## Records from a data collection
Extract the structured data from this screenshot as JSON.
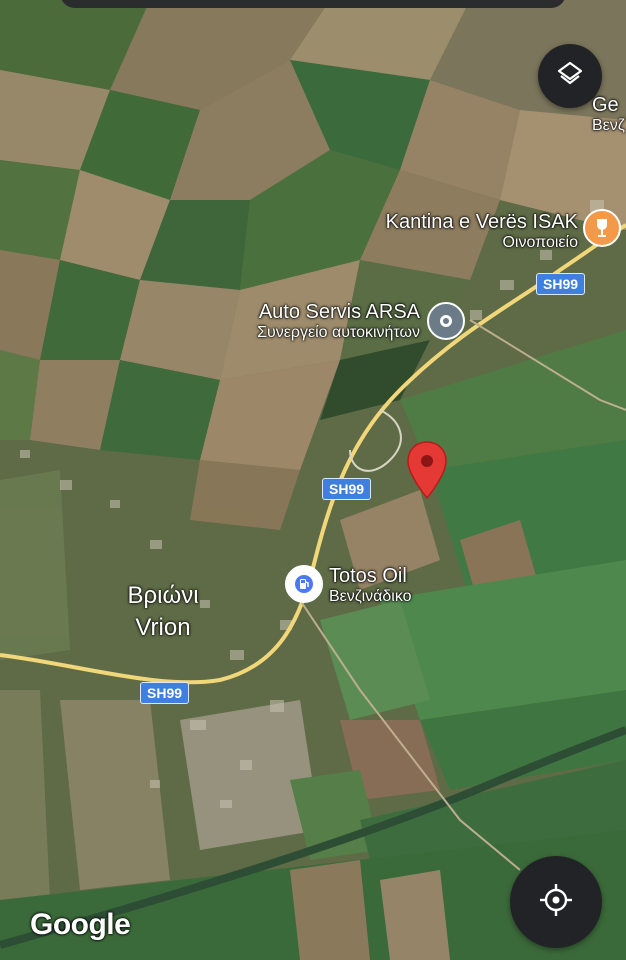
{
  "map": {
    "roads": [
      "SH99",
      "SH99",
      "SH99"
    ],
    "pois": [
      {
        "name": "Kantina e Verës ISAK",
        "subtitle": "Οινοποιείο",
        "icon": "wine-glass-icon",
        "color": "#f2994a"
      },
      {
        "name": "Auto Servis ARSA",
        "subtitle": "Συνεργείο αυτοκινήτων",
        "icon": "pin-dot-icon",
        "color": "#6b7c88"
      },
      {
        "name": "Totos Oil",
        "subtitle": "Βενζινάδικο",
        "icon": "gas-station-icon",
        "color": "#4a79f5"
      }
    ],
    "partial_poi": {
      "name": "Ge",
      "subtitle": "Βενζ"
    },
    "town": {
      "name_greek": "Βριώνι",
      "name_latin": "Vrion"
    },
    "selected_pin": {
      "icon": "red-pin-icon",
      "color": "#e53935"
    },
    "attribution": "Google"
  },
  "controls": {
    "layers_icon": "layers-icon",
    "locate_icon": "my-location-icon"
  }
}
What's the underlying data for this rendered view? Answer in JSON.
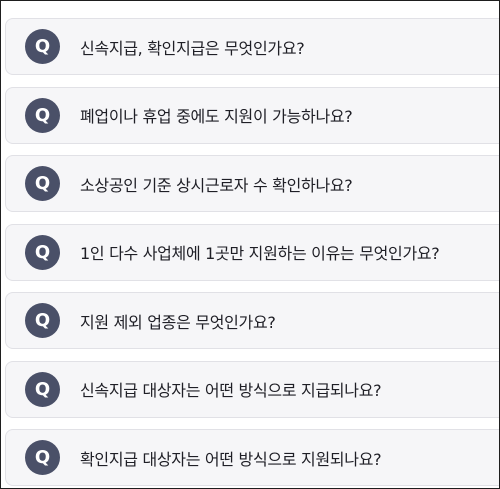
{
  "faq": {
    "badge": "Q",
    "items": [
      {
        "question": "신속지급, 확인지급은 무엇인가요?"
      },
      {
        "question": "폐업이나 휴업 중에도 지원이 가능하나요?"
      },
      {
        "question": "소상공인 기준 상시근로자 수 확인하나요?"
      },
      {
        "question": "1인 다수 사업체에 1곳만 지원하는 이유는 무엇인가요?"
      },
      {
        "question": "지원 제외 업종은 무엇인가요?"
      },
      {
        "question": "신속지급 대상자는 어떤 방식으로 지급되나요?"
      },
      {
        "question": "확인지급 대상자는 어떤 방식으로 지원되나요?"
      }
    ]
  }
}
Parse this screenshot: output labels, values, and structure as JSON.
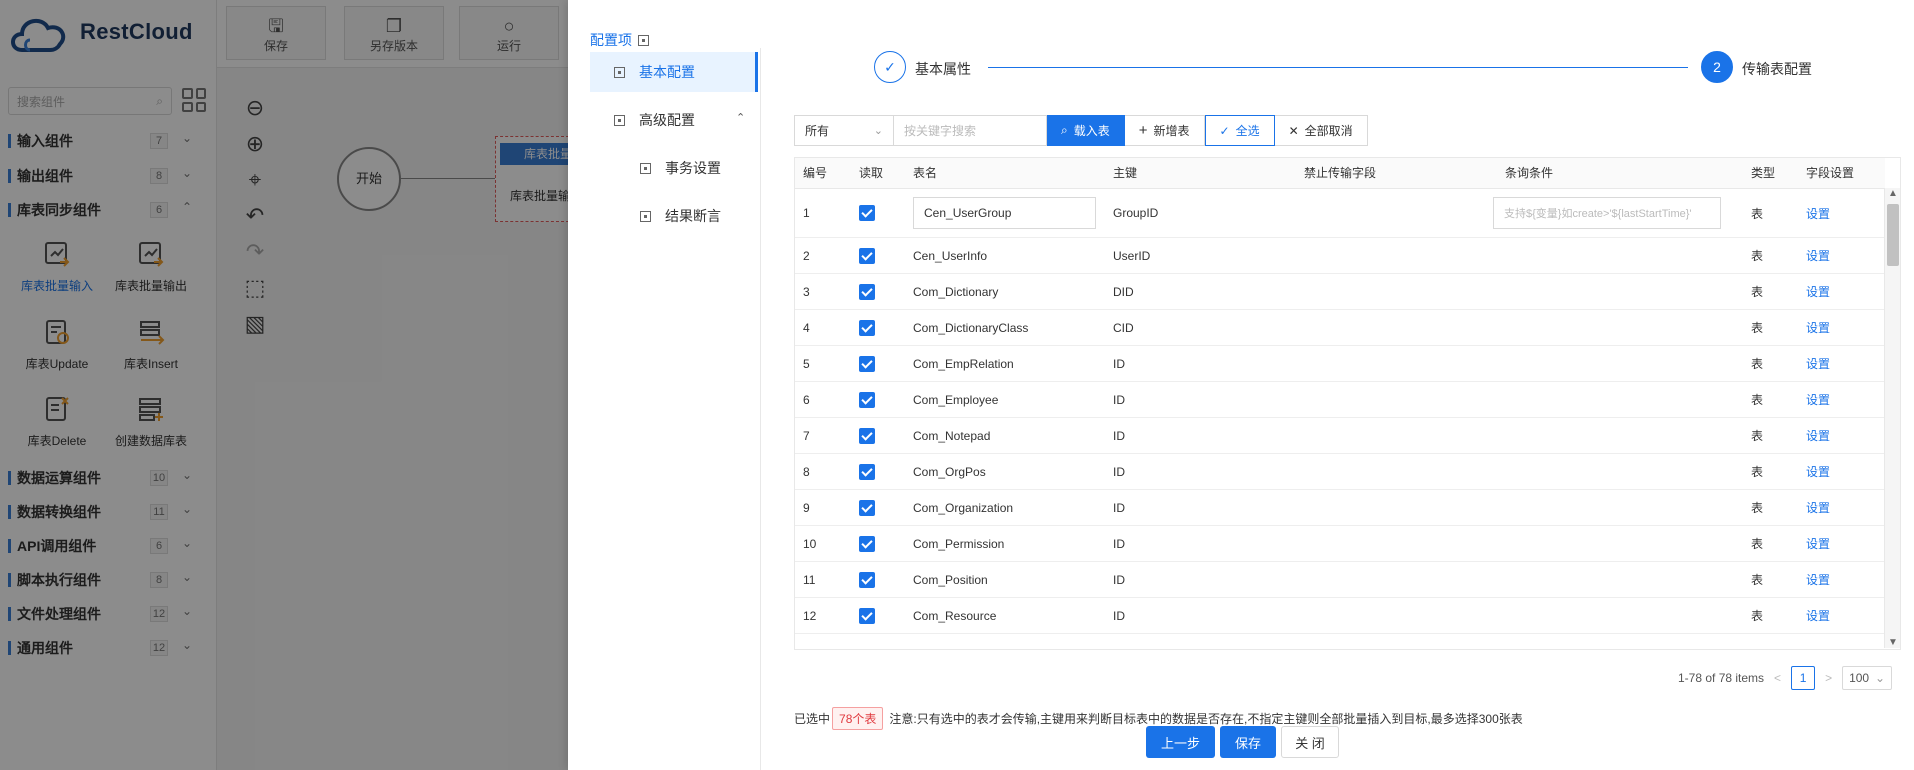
{
  "app": {
    "brand": "RestCloud",
    "search_placeholder": "搜索组件",
    "toolbar": [
      {
        "label": "保存",
        "icon": "save-icon"
      },
      {
        "label": "另存版本",
        "icon": "copy-icon"
      },
      {
        "label": "运行",
        "icon": "run-icon"
      }
    ],
    "categories": [
      {
        "label": "输入组件",
        "count": "7"
      },
      {
        "label": "输出组件",
        "count": "8"
      },
      {
        "label": "库表同步组件",
        "count": "6"
      },
      {
        "label": "数据运算组件",
        "count": "10"
      },
      {
        "label": "数据转换组件",
        "count": "11"
      },
      {
        "label": "API调用组件",
        "count": "6"
      },
      {
        "label": "脚本执行组件",
        "count": "8"
      },
      {
        "label": "文件处理组件",
        "count": "12"
      },
      {
        "label": "通用组件",
        "count": "12"
      }
    ],
    "components": [
      {
        "label": "库表批量输入"
      },
      {
        "label": "库表批量输出"
      },
      {
        "label": "库表Update"
      },
      {
        "label": "库表Insert"
      },
      {
        "label": "库表Delete"
      },
      {
        "label": "创建数据库表"
      }
    ],
    "canvas": {
      "start_label": "开始",
      "node_header": "库表批量",
      "node_label": "库表批量输"
    }
  },
  "drawer": {
    "config_header": "配置项",
    "menu": [
      {
        "label": "基本配置"
      },
      {
        "label": "高级配置"
      },
      {
        "label": "事务设置"
      },
      {
        "label": "结果断言"
      }
    ],
    "steps": [
      {
        "number": "✓",
        "label": "基本属性"
      },
      {
        "number": "2",
        "label": "传输表配置"
      }
    ],
    "filter_select": "所有",
    "keyword_placeholder": "按关键字搜索",
    "buttons": {
      "load": "载入表",
      "add": "新增表",
      "select_all": "全选",
      "cancel_all": "全部取消"
    },
    "columns": [
      "编号",
      "读取",
      "表名",
      "主键",
      "禁止传输字段",
      "条询条件",
      "类型",
      "字段设置"
    ],
    "rows": [
      {
        "no": "1",
        "name": "Cen_UserGroup",
        "pk": "GroupID",
        "type": "表",
        "action": "设置"
      },
      {
        "no": "2",
        "name": "Cen_UserInfo",
        "pk": "UserID",
        "type": "表",
        "action": "设置"
      },
      {
        "no": "3",
        "name": "Com_Dictionary",
        "pk": "DID",
        "type": "表",
        "action": "设置"
      },
      {
        "no": "4",
        "name": "Com_DictionaryClass",
        "pk": "CID",
        "type": "表",
        "action": "设置"
      },
      {
        "no": "5",
        "name": "Com_EmpRelation",
        "pk": "ID",
        "type": "表",
        "action": "设置"
      },
      {
        "no": "6",
        "name": "Com_Employee",
        "pk": "ID",
        "type": "表",
        "action": "设置"
      },
      {
        "no": "7",
        "name": "Com_Notepad",
        "pk": "ID",
        "type": "表",
        "action": "设置"
      },
      {
        "no": "8",
        "name": "Com_OrgPos",
        "pk": "ID",
        "type": "表",
        "action": "设置"
      },
      {
        "no": "9",
        "name": "Com_Organization",
        "pk": "ID",
        "type": "表",
        "action": "设置"
      },
      {
        "no": "10",
        "name": "Com_Permission",
        "pk": "ID",
        "type": "表",
        "action": "设置"
      },
      {
        "no": "11",
        "name": "Com_Position",
        "pk": "ID",
        "type": "表",
        "action": "设置"
      },
      {
        "no": "12",
        "name": "Com_Resource",
        "pk": "ID",
        "type": "表",
        "action": "设置"
      }
    ],
    "condition_placeholder": "支持${变量}如create>'${lastStartTime}'",
    "pagination": {
      "summary": "1-78 of 78 items",
      "page": "1",
      "page_size": "100"
    },
    "note": {
      "prefix": "已选中",
      "badge": "78个表",
      "text": "注意:只有选中的表才会传输,主键用来判断目标表中的数据是否存在,不指定主键则全部批量插入到目标,最多选择300张表"
    },
    "footer": {
      "prev": "上一步",
      "save": "保存",
      "close": "关 闭"
    }
  },
  "colors": {
    "primary": "#1a73e8",
    "badge": "#e0393e",
    "overlay": "rgba(0,0,0,0.45)"
  }
}
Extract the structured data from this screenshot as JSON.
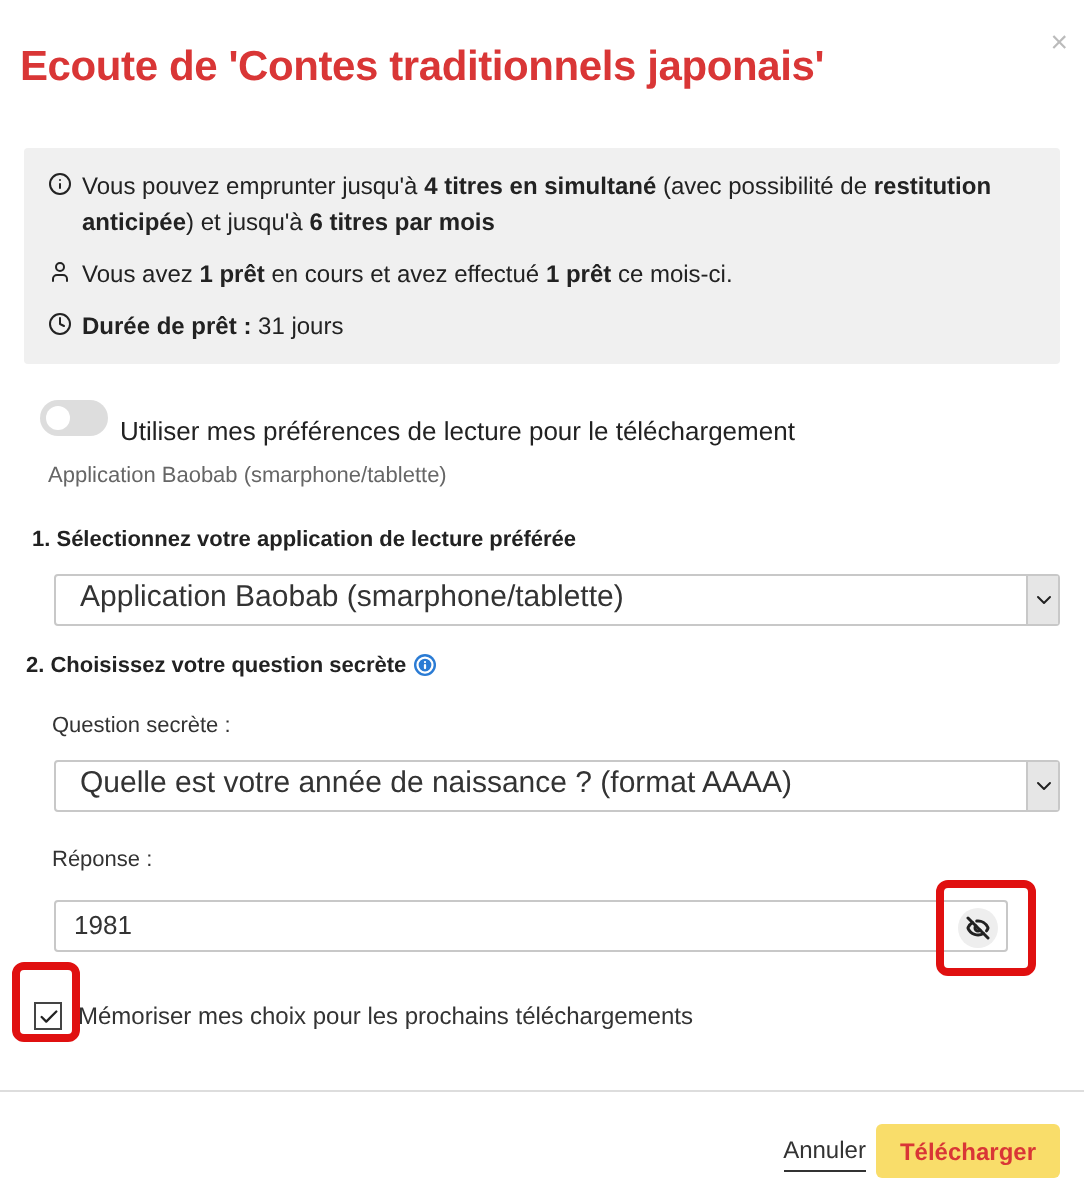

## EXERCISE TASK
Copy out each line that contains the word "신속지급".

## EXPECTED ANSWER
        "question": "신속지급, 확인지급은 무엇인가요?"
        "question": "신속지급 대상자는 어떤 방식으로 지급되나요?"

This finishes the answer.